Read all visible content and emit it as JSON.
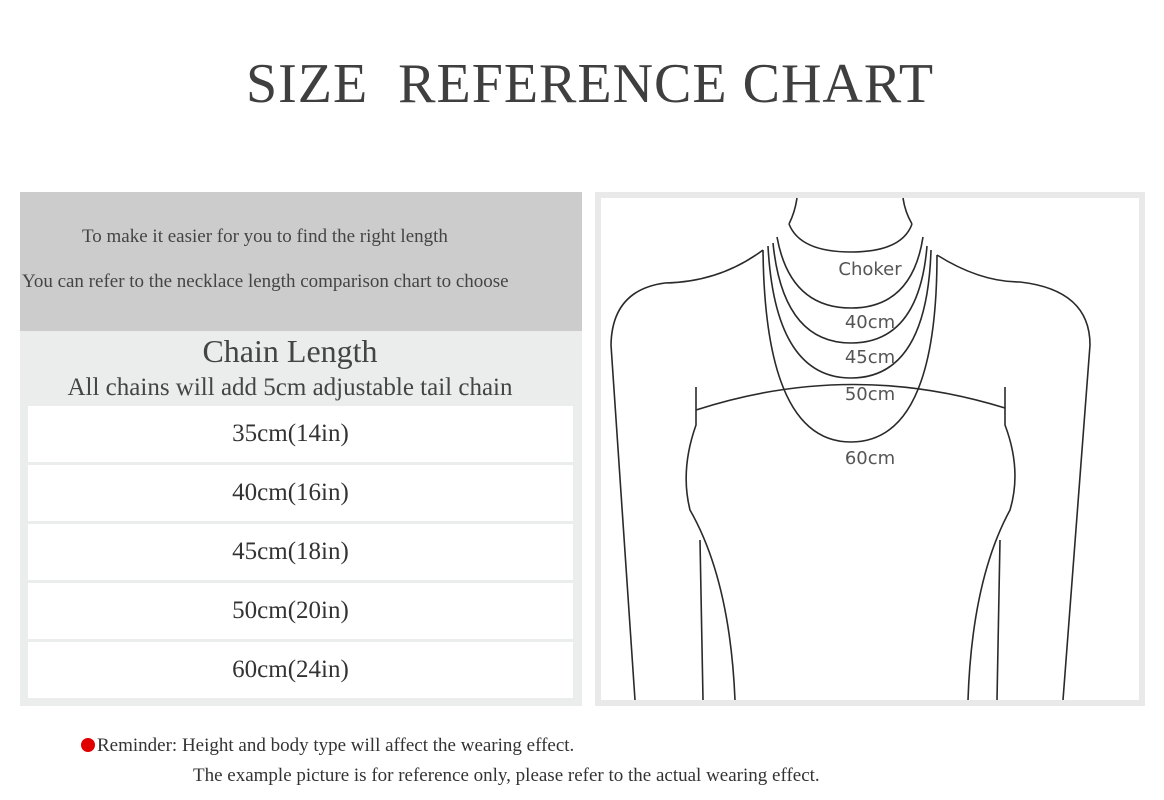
{
  "title": "SIZE  REFERENCE CHART",
  "intro": {
    "line1": "To make it easier for you to find the right length",
    "line2": "You can refer to the necklace length comparison chart to choose"
  },
  "chain": {
    "title": "Chain Length",
    "subtitle": "All chains will add 5cm adjustable tail chain",
    "sizes": [
      "35cm(14in)",
      "40cm(16in)",
      "45cm(18in)",
      "50cm(20in)",
      "60cm(24in)"
    ]
  },
  "diagram": {
    "labels": {
      "choker": "Choker",
      "l40": "40cm",
      "l45": "45cm",
      "l50": "50cm",
      "l60": "60cm"
    }
  },
  "reminder": {
    "line1": "Reminder: Height and body type will affect the wearing effect.",
    "line2": "The example picture is for reference only, please refer to the actual wearing effect.",
    "dot_color": "#e00000"
  }
}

OBJECTIVE: Scan the listing above and copy all lines containing the word "will".

FULL OUTPUT:
    "subtitle": "All chains will add 5cm adjustable tail chain",
    "line1": "Reminder: Height and body type will affect the wearing effect.",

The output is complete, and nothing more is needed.